* _THE REQUEST_:
Make an exact copy of all the entries, but do not reproduce the pictures.
- - -
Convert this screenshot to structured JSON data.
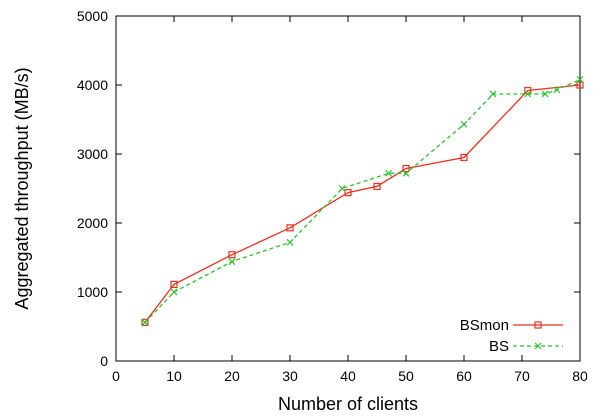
{
  "chart_data": {
    "type": "line",
    "xlabel": "Number of clients",
    "ylabel": "Aggregated throughput (MB/s)",
    "xlim": [
      0,
      80
    ],
    "ylim": [
      0,
      5000
    ],
    "xticks": [
      0,
      10,
      20,
      30,
      40,
      50,
      60,
      70,
      80
    ],
    "yticks": [
      0,
      1000,
      2000,
      3000,
      4000,
      5000
    ],
    "grid": false,
    "legend_position": "bottom-right",
    "series": [
      {
        "name": "BSmon",
        "color": "#e8311f",
        "line_style": "solid",
        "marker": "square",
        "x": [
          5,
          10,
          20,
          30,
          40,
          45,
          50,
          60,
          71,
          80
        ],
        "y": [
          560,
          1110,
          1540,
          1930,
          2440,
          2530,
          2790,
          2950,
          3920,
          4000
        ]
      },
      {
        "name": "BS",
        "color": "#2fbf2f",
        "line_style": "dashed",
        "marker": "x",
        "x": [
          5,
          10,
          20,
          30,
          39,
          47,
          50,
          60,
          65,
          71,
          74,
          76,
          80
        ],
        "y": [
          560,
          1000,
          1440,
          1720,
          2500,
          2720,
          2720,
          3430,
          3870,
          3870,
          3870,
          3930,
          4080
        ]
      }
    ]
  }
}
- - -
* _TASK ANSWER_:
Convert this screenshot to structured JSON data.
{
  "chart_data": {
    "type": "line",
    "xlabel": "Number of clients",
    "ylabel": "Aggregated throughput (MB/s)",
    "xlim": [
      0,
      80
    ],
    "ylim": [
      0,
      5000
    ],
    "xticks": [
      0,
      10,
      20,
      30,
      40,
      50,
      60,
      70,
      80
    ],
    "yticks": [
      0,
      1000,
      2000,
      3000,
      4000,
      5000
    ],
    "grid": false,
    "legend_position": "bottom-right",
    "series": [
      {
        "name": "BSmon",
        "color": "#e8311f",
        "line_style": "solid",
        "marker": "square",
        "x": [
          5,
          10,
          20,
          30,
          40,
          45,
          50,
          60,
          71,
          80
        ],
        "y": [
          560,
          1110,
          1540,
          1930,
          2440,
          2530,
          2790,
          2950,
          3920,
          4000
        ]
      },
      {
        "name": "BS",
        "color": "#2fbf2f",
        "line_style": "dashed",
        "marker": "x",
        "x": [
          5,
          10,
          20,
          30,
          39,
          47,
          50,
          60,
          65,
          71,
          74,
          76,
          80
        ],
        "y": [
          560,
          1000,
          1440,
          1720,
          2500,
          2720,
          2720,
          3430,
          3870,
          3870,
          3870,
          3930,
          4080
        ]
      }
    ]
  }
}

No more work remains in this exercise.